GOAL:
Write the data out again, exactly as given.

[Records about charts and figures]

----------

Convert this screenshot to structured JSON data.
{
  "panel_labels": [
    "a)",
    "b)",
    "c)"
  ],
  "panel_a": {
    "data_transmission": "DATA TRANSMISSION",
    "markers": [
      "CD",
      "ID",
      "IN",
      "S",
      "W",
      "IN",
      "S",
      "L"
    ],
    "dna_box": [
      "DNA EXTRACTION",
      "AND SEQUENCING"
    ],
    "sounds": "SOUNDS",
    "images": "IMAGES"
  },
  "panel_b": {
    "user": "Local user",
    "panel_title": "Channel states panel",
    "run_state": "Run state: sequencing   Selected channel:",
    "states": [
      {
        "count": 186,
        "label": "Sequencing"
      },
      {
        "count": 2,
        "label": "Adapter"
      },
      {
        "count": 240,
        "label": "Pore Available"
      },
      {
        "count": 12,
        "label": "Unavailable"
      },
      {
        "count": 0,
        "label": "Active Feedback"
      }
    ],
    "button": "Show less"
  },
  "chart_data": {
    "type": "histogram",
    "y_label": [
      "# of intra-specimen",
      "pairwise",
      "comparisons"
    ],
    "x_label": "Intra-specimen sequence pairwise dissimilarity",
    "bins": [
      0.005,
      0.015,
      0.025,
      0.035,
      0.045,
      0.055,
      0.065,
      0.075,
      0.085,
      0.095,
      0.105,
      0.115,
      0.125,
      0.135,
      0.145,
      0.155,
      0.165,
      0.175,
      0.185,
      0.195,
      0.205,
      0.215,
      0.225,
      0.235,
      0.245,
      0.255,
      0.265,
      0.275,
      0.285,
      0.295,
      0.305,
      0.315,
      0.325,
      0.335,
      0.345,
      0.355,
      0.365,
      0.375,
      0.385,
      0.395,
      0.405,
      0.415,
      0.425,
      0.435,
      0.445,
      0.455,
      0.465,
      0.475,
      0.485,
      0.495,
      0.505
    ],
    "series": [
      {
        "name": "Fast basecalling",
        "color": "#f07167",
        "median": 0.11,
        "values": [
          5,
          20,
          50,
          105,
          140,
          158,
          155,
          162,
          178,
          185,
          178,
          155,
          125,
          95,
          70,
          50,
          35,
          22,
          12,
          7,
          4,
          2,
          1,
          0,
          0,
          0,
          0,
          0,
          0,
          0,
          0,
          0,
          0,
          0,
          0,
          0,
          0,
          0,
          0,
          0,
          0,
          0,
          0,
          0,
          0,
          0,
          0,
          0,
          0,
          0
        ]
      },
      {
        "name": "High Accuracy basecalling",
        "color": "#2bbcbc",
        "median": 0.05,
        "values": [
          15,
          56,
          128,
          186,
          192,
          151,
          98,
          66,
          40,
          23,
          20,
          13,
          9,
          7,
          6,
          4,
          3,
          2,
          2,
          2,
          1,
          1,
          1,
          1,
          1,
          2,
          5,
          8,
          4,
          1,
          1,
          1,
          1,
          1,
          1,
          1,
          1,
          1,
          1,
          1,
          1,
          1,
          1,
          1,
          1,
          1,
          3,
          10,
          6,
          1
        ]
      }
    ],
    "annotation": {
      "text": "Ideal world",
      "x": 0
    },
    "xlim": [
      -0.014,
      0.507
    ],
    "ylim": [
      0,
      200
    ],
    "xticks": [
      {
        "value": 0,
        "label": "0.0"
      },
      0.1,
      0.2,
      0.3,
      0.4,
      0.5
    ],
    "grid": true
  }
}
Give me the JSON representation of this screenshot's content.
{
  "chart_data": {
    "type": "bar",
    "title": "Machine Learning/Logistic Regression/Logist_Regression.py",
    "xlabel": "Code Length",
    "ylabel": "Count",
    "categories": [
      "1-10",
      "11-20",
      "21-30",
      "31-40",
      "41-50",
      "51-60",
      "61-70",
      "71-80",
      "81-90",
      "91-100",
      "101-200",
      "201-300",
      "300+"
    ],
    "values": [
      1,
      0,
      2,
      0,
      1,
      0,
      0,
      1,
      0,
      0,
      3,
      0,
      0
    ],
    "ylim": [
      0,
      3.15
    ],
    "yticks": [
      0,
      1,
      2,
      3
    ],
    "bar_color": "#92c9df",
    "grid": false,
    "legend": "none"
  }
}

----------

SOLUTION FOR THIS EXERCISE:
Convert this screenshot to structured JSON data.
{
  "panel_labels": [
    "a)",
    "b)",
    "c)"
  ],
  "panel_a": {
    "data_transmission": "DATA TRANSMISSION",
    "markers": [
      "CD",
      "ID",
      "IN",
      "S",
      "W",
      "IN",
      "S",
      "L"
    ],
    "dna_box": [
      "DNA EXTRACTION",
      "AND SEQUENCING"
    ],
    "sounds": "SOUNDS",
    "images": "IMAGES"
  },
  "panel_b": {
    "user": "Local user",
    "panel_title": "Channel states panel",
    "run_state": "Run state: sequencing   Selected channel:",
    "states": [
      {
        "count": 186,
        "label": "Sequencing"
      },
      {
        "count": 2,
        "label": "Adapter"
      },
      {
        "count": 240,
        "label": "Pore Available"
      },
      {
        "count": 12,
        "label": "Unavailable"
      },
      {
        "count": 0,
        "label": "Active Feedback"
      }
    ],
    "button": "Show less"
  },
  "chart_data": {
    "type": "histogram",
    "y_label": [
      "# of intra-specimen",
      "pairwise",
      "comparisons"
    ],
    "x_label": "Intra-specimen sequence pairwise dissimilarity",
    "bins": [
      0.005,
      0.015,
      0.025,
      0.035,
      0.045,
      0.055,
      0.065,
      0.075,
      0.085,
      0.095,
      0.105,
      0.115,
      0.125,
      0.135,
      0.145,
      0.155,
      0.165,
      0.175,
      0.185,
      0.195,
      0.205,
      0.215,
      0.225,
      0.235,
      0.245,
      0.255,
      0.265,
      0.275,
      0.285,
      0.295,
      0.305,
      0.315,
      0.325,
      0.335,
      0.345,
      0.355,
      0.365,
      0.375,
      0.385,
      0.395,
      0.405,
      0.415,
      0.425,
      0.435,
      0.445,
      0.455,
      0.465,
      0.475,
      0.485,
      0.495,
      0.505
    ],
    "series": [
      {
        "name": "Fast basecalling",
        "color": "#f07167",
        "median": 0.11,
        "values": [
          5,
          20,
          50,
          105,
          140,
          158,
          155,
          162,
          178,
          185,
          178,
          155,
          125,
          95,
          70,
          50,
          35,
          22,
          12,
          7,
          4,
          2,
          1,
          0,
          0,
          0,
          0,
          0,
          0,
          0,
          0,
          0,
          0,
          0,
          0,
          0,
          0,
          0,
          0,
          0,
          0,
          0,
          0,
          0,
          0,
          0,
          0,
          0,
          0,
          0
        ]
      },
      {
        "name": "High Accuracy basecalling",
        "color": "#2bbcbc",
        "median": 0.05,
        "values": [
          15,
          56,
          128,
          186,
          192,
          151,
          98,
          66,
          40,
          23,
          20,
          13,
          9,
          7,
          6,
          4,
          3,
          2,
          2,
          2,
          1,
          1,
          1,
          1,
          1,
          2,
          5,
          8,
          4,
          1,
          1,
          1,
          1,
          1,
          1,
          1,
          1,
          1,
          1,
          1,
          1,
          1,
          1,
          1,
          1,
          1,
          3,
          10,
          6,
          1
        ]
      }
    ],
    "annotation": {
      "text": "Ideal world",
      "x": 0
    },
    "xlim": [
      -0.014,
      0.507
    ],
    "ylim": [
      0,
      200
    ],
    "xticks": [
      {
        "value": 0,
        "label": "0.0"
      },
      0.1,
      0.2,
      0.3,
      0.4,
      0.5
    ],
    "grid": true
  }
}
Give me the JSON representation of this screenshot's content.
{
  "chart_data": {
    "type": "bar",
    "title": "Machine Learning/Logistic Regression/Logist_Regression.py",
    "xlabel": "Code Length",
    "ylabel": "Count",
    "categories": [
      "1-10",
      "11-20",
      "21-30",
      "31-40",
      "41-50",
      "51-60",
      "61-70",
      "71-80",
      "81-90",
      "91-100",
      "101-200",
      "201-300",
      "300+"
    ],
    "values": [
      1,
      0,
      2,
      0,
      1,
      0,
      0,
      1,
      0,
      0,
      3,
      0,
      0
    ],
    "ylim": [
      0,
      3.15
    ],
    "yticks": [
      0,
      1,
      2,
      3
    ],
    "bar_color": "#92c9df",
    "grid": false,
    "legend": "none"
  }
}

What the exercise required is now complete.